**Aim**: Will you print the material below without altering a single character?

------

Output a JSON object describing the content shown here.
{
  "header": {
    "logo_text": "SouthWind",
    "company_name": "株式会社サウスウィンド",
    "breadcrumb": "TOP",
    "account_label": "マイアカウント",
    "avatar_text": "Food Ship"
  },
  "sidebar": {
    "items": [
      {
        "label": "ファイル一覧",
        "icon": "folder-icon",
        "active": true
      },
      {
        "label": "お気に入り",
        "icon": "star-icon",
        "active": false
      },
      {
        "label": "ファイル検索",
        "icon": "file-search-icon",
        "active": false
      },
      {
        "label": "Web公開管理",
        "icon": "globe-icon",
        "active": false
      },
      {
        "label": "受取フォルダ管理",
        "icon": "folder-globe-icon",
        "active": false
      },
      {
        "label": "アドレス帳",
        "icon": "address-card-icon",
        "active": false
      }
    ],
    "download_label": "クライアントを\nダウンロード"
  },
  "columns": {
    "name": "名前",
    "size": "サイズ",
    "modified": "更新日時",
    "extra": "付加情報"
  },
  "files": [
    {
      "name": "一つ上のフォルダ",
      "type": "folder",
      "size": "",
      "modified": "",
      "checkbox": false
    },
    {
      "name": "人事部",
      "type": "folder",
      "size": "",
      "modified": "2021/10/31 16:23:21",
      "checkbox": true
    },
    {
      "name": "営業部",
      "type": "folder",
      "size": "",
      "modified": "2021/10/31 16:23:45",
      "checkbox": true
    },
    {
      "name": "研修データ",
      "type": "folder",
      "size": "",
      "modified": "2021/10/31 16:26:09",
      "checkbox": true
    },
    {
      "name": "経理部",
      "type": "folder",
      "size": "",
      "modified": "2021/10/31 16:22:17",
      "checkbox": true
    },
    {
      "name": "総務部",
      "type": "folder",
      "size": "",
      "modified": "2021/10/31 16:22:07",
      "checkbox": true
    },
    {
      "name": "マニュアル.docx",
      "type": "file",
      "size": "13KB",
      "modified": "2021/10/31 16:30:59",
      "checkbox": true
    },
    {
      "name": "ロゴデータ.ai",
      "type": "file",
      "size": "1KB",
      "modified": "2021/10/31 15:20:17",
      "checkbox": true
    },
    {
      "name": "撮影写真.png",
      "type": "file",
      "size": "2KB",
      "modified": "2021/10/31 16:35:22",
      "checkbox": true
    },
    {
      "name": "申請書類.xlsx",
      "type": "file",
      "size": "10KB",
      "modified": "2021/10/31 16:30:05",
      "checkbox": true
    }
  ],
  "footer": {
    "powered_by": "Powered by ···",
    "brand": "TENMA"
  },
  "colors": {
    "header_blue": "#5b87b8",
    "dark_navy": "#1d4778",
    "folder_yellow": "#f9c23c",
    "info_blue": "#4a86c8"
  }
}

------

**The reply**:
Output a JSON object describing the content shown here.
{
  "header": {
    "logo_text": "SouthWind",
    "company_name": "株式会社サウスウィンド",
    "breadcrumb": "TOP",
    "account_label": "マイアカウント",
    "avatar_text": "Food Ship"
  },
  "sidebar": {
    "items": [
      {
        "label": "ファイル一覧",
        "icon": "folder-icon",
        "active": true
      },
      {
        "label": "お気に入り",
        "icon": "star-icon",
        "active": false
      },
      {
        "label": "ファイル検索",
        "icon": "file-search-icon",
        "active": false
      },
      {
        "label": "Web公開管理",
        "icon": "globe-icon",
        "active": false
      },
      {
        "label": "受取フォルダ管理",
        "icon": "folder-globe-icon",
        "active": false
      },
      {
        "label": "アドレス帳",
        "icon": "address-card-icon",
        "active": false
      }
    ],
    "download_label": "クライアントを\nダウンロード"
  },
  "columns": {
    "name": "名前",
    "size": "サイズ",
    "modified": "更新日時",
    "extra": "付加情報"
  },
  "files": [
    {
      "name": "一つ上のフォルダ",
      "type": "folder",
      "size": "",
      "modified": "",
      "checkbox": false
    },
    {
      "name": "人事部",
      "type": "folder",
      "size": "",
      "modified": "2021/10/31 16:23:21",
      "checkbox": true
    },
    {
      "name": "営業部",
      "type": "folder",
      "size": "",
      "modified": "2021/10/31 16:23:45",
      "checkbox": true
    },
    {
      "name": "研修データ",
      "type": "folder",
      "size": "",
      "modified": "2021/10/31 16:26:09",
      "checkbox": true
    },
    {
      "name": "経理部",
      "type": "folder",
      "size": "",
      "modified": "2021/10/31 16:22:17",
      "checkbox": true
    },
    {
      "name": "総務部",
      "type": "folder",
      "size": "",
      "modified": "2021/10/31 16:22:07",
      "checkbox": true
    },
    {
      "name": "マニュアル.docx",
      "type": "file",
      "size": "13KB",
      "modified": "2021/10/31 16:30:59",
      "checkbox": true
    },
    {
      "name": "ロゴデータ.ai",
      "type": "file",
      "size": "1KB",
      "modified": "2021/10/31 15:20:17",
      "checkbox": true
    },
    {
      "name": "撮影写真.png",
      "type": "file",
      "size": "2KB",
      "modified": "2021/10/31 16:35:22",
      "checkbox": true
    },
    {
      "name": "申請書類.xlsx",
      "type": "file",
      "size": "10KB",
      "modified": "2021/10/31 16:30:05",
      "checkbox": true
    }
  ],
  "footer": {
    "powered_by": "Powered by ···",
    "brand": "TENMA"
  },
  "colors": {
    "header_blue": "#5b87b8",
    "dark_navy": "#1d4778",
    "folder_yellow": "#f9c23c",
    "info_blue": "#4a86c8"
  }
}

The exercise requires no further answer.